▶ _Given instruction_: Each line of the material below should be reproduced exactly.

## begin

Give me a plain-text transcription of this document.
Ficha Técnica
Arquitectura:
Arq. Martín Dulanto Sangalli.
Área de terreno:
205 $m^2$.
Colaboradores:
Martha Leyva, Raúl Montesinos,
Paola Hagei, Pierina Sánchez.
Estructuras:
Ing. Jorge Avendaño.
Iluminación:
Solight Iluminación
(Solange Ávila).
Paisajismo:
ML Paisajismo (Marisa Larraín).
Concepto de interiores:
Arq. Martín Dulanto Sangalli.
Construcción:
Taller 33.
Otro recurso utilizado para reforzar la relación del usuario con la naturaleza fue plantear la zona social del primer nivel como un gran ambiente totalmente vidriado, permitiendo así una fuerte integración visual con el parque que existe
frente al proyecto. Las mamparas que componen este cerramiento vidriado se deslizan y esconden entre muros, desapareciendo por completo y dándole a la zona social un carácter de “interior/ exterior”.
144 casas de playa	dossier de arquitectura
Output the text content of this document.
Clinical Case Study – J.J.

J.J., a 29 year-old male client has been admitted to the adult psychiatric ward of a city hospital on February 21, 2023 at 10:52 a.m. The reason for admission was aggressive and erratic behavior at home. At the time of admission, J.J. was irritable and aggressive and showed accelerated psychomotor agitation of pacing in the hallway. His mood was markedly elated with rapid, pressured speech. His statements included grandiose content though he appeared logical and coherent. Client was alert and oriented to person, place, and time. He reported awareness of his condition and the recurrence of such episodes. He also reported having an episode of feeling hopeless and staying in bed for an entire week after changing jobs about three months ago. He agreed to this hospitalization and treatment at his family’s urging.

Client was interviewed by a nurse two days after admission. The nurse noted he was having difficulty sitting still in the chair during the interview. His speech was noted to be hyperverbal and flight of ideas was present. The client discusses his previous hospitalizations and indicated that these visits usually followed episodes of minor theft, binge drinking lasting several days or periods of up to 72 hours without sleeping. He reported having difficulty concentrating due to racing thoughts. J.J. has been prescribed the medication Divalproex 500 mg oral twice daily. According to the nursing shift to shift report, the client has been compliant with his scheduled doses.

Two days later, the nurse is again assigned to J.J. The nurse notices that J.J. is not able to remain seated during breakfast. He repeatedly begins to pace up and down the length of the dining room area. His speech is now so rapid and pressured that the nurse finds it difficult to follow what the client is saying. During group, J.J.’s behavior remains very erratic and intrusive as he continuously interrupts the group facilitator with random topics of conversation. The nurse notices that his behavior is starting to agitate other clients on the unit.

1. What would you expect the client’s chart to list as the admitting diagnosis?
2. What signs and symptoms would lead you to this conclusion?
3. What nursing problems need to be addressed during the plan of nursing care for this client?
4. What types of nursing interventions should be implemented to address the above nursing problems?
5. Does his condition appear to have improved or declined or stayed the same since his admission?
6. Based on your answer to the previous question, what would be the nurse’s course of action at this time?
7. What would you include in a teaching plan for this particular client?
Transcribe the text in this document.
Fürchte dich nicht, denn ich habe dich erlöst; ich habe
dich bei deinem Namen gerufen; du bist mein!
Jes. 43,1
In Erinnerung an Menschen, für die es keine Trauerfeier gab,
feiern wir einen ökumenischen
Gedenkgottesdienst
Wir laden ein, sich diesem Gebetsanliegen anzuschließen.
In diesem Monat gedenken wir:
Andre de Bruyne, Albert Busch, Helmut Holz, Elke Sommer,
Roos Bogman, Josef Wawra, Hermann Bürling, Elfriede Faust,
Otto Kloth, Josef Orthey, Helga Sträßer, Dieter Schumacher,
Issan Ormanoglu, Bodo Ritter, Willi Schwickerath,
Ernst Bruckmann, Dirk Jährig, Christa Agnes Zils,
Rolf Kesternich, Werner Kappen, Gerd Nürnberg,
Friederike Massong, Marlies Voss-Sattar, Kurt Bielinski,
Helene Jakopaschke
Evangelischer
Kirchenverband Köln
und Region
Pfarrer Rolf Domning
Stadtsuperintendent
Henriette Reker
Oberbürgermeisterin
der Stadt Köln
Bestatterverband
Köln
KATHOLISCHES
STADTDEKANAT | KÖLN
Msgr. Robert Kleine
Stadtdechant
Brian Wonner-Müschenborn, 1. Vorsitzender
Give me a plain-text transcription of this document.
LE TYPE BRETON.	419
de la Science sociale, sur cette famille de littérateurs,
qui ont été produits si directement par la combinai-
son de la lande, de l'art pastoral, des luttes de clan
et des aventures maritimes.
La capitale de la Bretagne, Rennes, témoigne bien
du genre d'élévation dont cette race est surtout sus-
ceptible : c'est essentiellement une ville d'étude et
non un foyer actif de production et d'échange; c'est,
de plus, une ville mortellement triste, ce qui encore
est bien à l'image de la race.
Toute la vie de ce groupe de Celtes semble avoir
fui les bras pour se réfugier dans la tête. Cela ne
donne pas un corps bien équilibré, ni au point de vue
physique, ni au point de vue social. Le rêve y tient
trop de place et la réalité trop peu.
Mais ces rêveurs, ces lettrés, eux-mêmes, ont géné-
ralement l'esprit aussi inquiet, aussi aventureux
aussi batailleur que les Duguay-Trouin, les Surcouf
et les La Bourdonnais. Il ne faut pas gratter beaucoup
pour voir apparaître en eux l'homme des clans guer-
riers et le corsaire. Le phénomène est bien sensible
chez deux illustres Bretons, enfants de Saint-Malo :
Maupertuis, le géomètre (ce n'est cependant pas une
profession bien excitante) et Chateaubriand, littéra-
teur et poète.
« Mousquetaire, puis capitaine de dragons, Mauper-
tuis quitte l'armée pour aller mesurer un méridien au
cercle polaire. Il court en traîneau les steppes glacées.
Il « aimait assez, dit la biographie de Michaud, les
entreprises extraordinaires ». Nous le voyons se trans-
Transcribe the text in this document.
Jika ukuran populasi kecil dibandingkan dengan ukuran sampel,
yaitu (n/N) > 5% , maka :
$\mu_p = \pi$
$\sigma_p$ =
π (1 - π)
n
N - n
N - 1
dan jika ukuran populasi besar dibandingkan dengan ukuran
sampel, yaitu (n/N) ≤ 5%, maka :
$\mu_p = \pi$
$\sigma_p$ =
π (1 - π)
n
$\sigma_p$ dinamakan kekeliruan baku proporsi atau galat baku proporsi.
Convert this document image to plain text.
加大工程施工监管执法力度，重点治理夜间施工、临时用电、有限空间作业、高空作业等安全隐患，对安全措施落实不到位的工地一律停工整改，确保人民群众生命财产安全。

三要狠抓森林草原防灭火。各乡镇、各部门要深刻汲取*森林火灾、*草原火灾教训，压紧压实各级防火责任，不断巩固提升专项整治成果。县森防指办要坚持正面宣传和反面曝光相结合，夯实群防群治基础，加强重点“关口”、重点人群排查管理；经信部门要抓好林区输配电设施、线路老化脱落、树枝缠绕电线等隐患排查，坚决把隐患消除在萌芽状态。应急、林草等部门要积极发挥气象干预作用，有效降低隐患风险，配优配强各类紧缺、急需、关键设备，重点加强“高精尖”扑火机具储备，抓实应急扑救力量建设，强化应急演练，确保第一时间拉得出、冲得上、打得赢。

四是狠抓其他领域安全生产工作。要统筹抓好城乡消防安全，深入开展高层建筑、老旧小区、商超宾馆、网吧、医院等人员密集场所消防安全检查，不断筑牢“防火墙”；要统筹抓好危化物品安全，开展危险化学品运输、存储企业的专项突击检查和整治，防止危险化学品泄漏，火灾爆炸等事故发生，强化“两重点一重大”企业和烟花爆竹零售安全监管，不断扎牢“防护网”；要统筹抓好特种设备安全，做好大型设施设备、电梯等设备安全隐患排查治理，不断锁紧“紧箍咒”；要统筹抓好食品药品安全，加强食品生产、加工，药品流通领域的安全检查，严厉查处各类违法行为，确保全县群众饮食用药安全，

## end

▶ _Result of the exercise_:
Give me a plain-text transcription of this document.
Ficha Técnica
Arquitectura:
Arq. Martín Dulanto Sangalli.
Área de terreno:
205 $m^2$.
Colaboradores:
Martha Leyva, Raúl Montesinos,
Paola Hagei, Pierina Sánchez.
Estructuras:
Ing. Jorge Avendaño.
Iluminación:
Solight Iluminación
(Solange Ávila).
Paisajismo:
ML Paisajismo (Marisa Larraín).
Concepto de interiores:
Arq. Martín Dulanto Sangalli.
Construcción:
Taller 33.
Otro recurso utilizado para reforzar la relación del usuario con la naturaleza fue plantear la zona social del primer nivel como un gran ambiente totalmente vidriado, permitiendo así una fuerte integración visual con el parque que existe
frente al proyecto. Las mamparas que componen este cerramiento vidriado se deslizan y esconden entre muros, desapareciendo por completo y dándole a la zona social un carácter de “interior/ exterior”.
144 casas de playa	dossier de arquitectura
Output the text content of this document.
Clinical Case Study – J.J.

J.J., a 29 year-old male client has been admitted to the adult psychiatric ward of a city hospital on February 21, 2023 at 10:52 a.m. The reason for admission was aggressive and erratic behavior at home. At the time of admission, J.J. was irritable and aggressive and showed accelerated psychomotor agitation of pacing in the hallway. His mood was markedly elated with rapid, pressured speech. His statements included grandiose content though he appeared logical and coherent. Client was alert and oriented to person, place, and time. He reported awareness of his condition and the recurrence of such episodes. He also reported having an episode of feeling hopeless and staying in bed for an entire week after changing jobs about three months ago. He agreed to this hospitalization and treatment at his family’s urging.

Client was interviewed by a nurse two days after admission. The nurse noted he was having difficulty sitting still in the chair during the interview. His speech was noted to be hyperverbal and flight of ideas was present. The client discusses his previous hospitalizations and indicated that these visits usually followed episodes of minor theft, binge drinking lasting several days or periods of up to 72 hours without sleeping. He reported having difficulty concentrating due to racing thoughts. J.J. has been prescribed the medication Divalproex 500 mg oral twice daily. According to the nursing shift to shift report, the client has been compliant with his scheduled doses.

Two days later, the nurse is again assigned to J.J. The nurse notices that J.J. is not able to remain seated during breakfast. He repeatedly begins to pace up and down the length of the dining room area. His speech is now so rapid and pressured that the nurse finds it difficult to follow what the client is saying. During group, J.J.’s behavior remains very erratic and intrusive as he continuously interrupts the group facilitator with random topics of conversation. The nurse notices that his behavior is starting to agitate other clients on the unit.

1. What would you expect the client’s chart to list as the admitting diagnosis?
2. What signs and symptoms would lead you to this conclusion?
3. What nursing problems need to be addressed during the plan of nursing care for this client?
4. What types of nursing interventions should be implemented to address the above nursing problems?
5. Does his condition appear to have improved or declined or stayed the same since his admission?
6. Based on your answer to the previous question, what would be the nurse’s course of action at this time?
7. What would you include in a teaching plan for this particular client?
Transcribe the text in this document.
Fürchte dich nicht, denn ich habe dich erlöst; ich habe
dich bei deinem Namen gerufen; du bist mein!
Jes. 43,1
In Erinnerung an Menschen, für die es keine Trauerfeier gab,
feiern wir einen ökumenischen
Gedenkgottesdienst
Wir laden ein, sich diesem Gebetsanliegen anzuschließen.
In diesem Monat gedenken wir:
Andre de Bruyne, Albert Busch, Helmut Holz, Elke Sommer,
Roos Bogman, Josef Wawra, Hermann Bürling, Elfriede Faust,
Otto Kloth, Josef Orthey, Helga Sträßer, Dieter Schumacher,
Issan Ormanoglu, Bodo Ritter, Willi Schwickerath,
Ernst Bruckmann, Dirk Jährig, Christa Agnes Zils,
Rolf Kesternich, Werner Kappen, Gerd Nürnberg,
Friederike Massong, Marlies Voss-Sattar, Kurt Bielinski,
Helene Jakopaschke
Evangelischer
Kirchenverband Köln
und Region
Pfarrer Rolf Domning
Stadtsuperintendent
Henriette Reker
Oberbürgermeisterin
der Stadt Köln
Bestatterverband
Köln
KATHOLISCHES
STADTDEKANAT | KÖLN
Msgr. Robert Kleine
Stadtdechant
Brian Wonner-Müschenborn, 1. Vorsitzender
Give me a plain-text transcription of this document.
LE TYPE BRETON.	419
de la Science sociale, sur cette famille de littérateurs,
qui ont été produits si directement par la combinai-
son de la lande, de l'art pastoral, des luttes de clan
et des aventures maritimes.
La capitale de la Bretagne, Rennes, témoigne bien
du genre d'élévation dont cette race est surtout sus-
ceptible : c'est essentiellement une ville d'étude et
non un foyer actif de production et d'échange; c'est,
de plus, une ville mortellement triste, ce qui encore
est bien à l'image de la race.
Toute la vie de ce groupe de Celtes semble avoir
fui les bras pour se réfugier dans la tête. Cela ne
donne pas un corps bien équilibré, ni au point de vue
physique, ni au point de vue social. Le rêve y tient
trop de place et la réalité trop peu.
Mais ces rêveurs, ces lettrés, eux-mêmes, ont géné-
ralement l'esprit aussi inquiet, aussi aventureux
aussi batailleur que les Duguay-Trouin, les Surcouf
et les La Bourdonnais. Il ne faut pas gratter beaucoup
pour voir apparaître en eux l'homme des clans guer-
riers et le corsaire. Le phénomène est bien sensible
chez deux illustres Bretons, enfants de Saint-Malo :
Maupertuis, le géomètre (ce n'est cependant pas une
profession bien excitante) et Chateaubriand, littéra-
teur et poète.
« Mousquetaire, puis capitaine de dragons, Mauper-
tuis quitte l'armée pour aller mesurer un méridien au
cercle polaire. Il court en traîneau les steppes glacées.
Il « aimait assez, dit la biographie de Michaud, les
entreprises extraordinaires ». Nous le voyons se trans-
Transcribe the text in this document.
Jika ukuran populasi kecil dibandingkan dengan ukuran sampel,
yaitu (n/N) > 5% , maka :
$\mu_p = \pi$
$\sigma_p$ =
π (1 - π)
n
N - n
N - 1
dan jika ukuran populasi besar dibandingkan dengan ukuran
sampel, yaitu (n/N) ≤ 5%, maka :
$\mu_p = \pi$
$\sigma_p$ =
π (1 - π)
n
$\sigma_p$ dinamakan kekeliruan baku proporsi atau galat baku proporsi.
Convert this document image to plain text.
加大工程施工监管执法力度，重点治理夜间施工、临时用电、有限空间作业、高空作业等安全隐患，对安全措施落实不到位的工地一律停工整改，确保人民群众生命财产安全。

三要狠抓森林草原防灭火。各乡镇、各部门要深刻汲取*森林火灾、*草原火灾教训，压紧压实各级防火责任，不断巩固提升专项整治成果。县森防指办要坚持正面宣传和反面曝光相结合，夯实群防群治基础，加强重点“关口”、重点人群排查管理；经信部门要抓好林区输配电设施、线路老化脱落、树枝缠绕电线等隐患排查，坚决把隐患消除在萌芽状态。应急、林草等部门要积极发挥气象干预作用，有效降低隐患风险，配优配强各类紧缺、急需、关键设备，重点加强“高精尖”扑火机具储备，抓实应急扑救力量建设，强化应急演练，确保第一时间拉得出、冲得上、打得赢。

四是狠抓其他领域安全生产工作。要统筹抓好城乡消防安全，深入开展高层建筑、老旧小区、商超宾馆、网吧、医院等人员密集场所消防安全检查，不断筑牢“防火墙”；要统筹抓好危化物品安全，开展危险化学品运输、存储企业的专项突击检查和整治，防止危险化学品泄漏，火灾爆炸等事故发生，强化“两重点一重大”企业和烟花爆竹零售安全监管，不断扎牢“防护网”；要统筹抓好特种设备安全，做好大型设施设备、电梯等设备安全隐患排查治理，不断锁紧“紧箍咒”；要统筹抓好食品药品安全，加强食品生产、加工，药品流通领域的安全检查，严厉查处各类违法行为，确保全县群众饮食用药安全，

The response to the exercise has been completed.